WRITTEN EXERCISE:
Only a number is wanted here: the number of lines of the data that include "from".
○ ○ ○ ○ ○ ○ ○
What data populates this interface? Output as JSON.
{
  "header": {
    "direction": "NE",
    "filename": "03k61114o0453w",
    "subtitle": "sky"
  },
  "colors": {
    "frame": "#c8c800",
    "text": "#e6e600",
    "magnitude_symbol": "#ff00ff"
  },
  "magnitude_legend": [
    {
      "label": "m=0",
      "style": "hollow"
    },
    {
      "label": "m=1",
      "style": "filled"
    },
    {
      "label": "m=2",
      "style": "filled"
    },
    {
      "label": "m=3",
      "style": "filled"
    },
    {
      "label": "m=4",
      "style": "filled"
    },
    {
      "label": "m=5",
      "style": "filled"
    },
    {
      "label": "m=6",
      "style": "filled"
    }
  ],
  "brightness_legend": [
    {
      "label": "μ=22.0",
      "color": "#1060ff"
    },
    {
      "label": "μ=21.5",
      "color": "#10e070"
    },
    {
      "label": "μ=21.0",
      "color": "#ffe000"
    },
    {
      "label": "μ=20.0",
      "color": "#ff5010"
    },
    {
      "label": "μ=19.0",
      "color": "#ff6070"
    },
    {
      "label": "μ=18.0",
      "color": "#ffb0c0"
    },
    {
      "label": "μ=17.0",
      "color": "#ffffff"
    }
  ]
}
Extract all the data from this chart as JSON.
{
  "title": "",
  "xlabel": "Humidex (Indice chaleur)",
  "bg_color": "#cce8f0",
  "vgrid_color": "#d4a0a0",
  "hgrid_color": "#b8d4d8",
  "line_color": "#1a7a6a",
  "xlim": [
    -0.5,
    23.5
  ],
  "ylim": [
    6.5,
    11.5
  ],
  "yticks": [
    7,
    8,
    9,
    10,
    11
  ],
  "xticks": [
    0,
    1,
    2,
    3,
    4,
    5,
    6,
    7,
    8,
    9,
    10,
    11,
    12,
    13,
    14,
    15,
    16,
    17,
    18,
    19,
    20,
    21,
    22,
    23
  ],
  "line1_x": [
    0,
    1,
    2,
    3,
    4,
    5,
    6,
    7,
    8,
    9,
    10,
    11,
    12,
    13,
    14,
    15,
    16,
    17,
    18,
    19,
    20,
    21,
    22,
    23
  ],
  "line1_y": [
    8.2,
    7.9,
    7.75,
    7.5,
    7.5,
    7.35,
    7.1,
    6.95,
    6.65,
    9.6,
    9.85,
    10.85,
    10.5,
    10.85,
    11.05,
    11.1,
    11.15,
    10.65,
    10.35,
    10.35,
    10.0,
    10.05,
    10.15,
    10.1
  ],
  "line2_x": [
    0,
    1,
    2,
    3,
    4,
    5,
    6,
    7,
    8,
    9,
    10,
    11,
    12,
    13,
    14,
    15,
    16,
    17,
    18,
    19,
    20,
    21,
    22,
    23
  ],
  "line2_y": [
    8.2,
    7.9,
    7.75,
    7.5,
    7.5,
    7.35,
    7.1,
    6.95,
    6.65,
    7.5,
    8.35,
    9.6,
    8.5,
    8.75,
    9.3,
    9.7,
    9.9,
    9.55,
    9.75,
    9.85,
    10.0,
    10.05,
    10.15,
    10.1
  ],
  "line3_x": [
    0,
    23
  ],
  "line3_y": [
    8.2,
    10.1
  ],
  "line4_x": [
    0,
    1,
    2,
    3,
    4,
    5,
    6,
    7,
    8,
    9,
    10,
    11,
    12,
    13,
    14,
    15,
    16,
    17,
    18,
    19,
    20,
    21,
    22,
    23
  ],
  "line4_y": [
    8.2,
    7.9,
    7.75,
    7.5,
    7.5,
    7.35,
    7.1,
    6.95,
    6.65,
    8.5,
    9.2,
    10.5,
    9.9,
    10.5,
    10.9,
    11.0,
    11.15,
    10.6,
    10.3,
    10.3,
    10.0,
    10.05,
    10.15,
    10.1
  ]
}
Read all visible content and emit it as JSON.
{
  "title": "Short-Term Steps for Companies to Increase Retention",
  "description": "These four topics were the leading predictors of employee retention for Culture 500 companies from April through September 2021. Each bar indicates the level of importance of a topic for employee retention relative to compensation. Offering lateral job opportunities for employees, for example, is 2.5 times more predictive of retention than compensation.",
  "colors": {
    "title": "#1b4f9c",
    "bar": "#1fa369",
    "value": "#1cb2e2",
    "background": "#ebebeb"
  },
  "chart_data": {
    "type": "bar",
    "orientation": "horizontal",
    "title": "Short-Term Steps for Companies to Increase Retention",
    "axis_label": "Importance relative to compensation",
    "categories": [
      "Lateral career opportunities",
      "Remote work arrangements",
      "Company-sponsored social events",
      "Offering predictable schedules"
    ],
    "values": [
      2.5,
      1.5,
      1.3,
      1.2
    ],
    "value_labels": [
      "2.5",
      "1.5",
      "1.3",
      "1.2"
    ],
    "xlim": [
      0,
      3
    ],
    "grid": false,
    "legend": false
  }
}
○ ○ ○ ○ ○ ○ ○
COMPLETE ANSWER:
2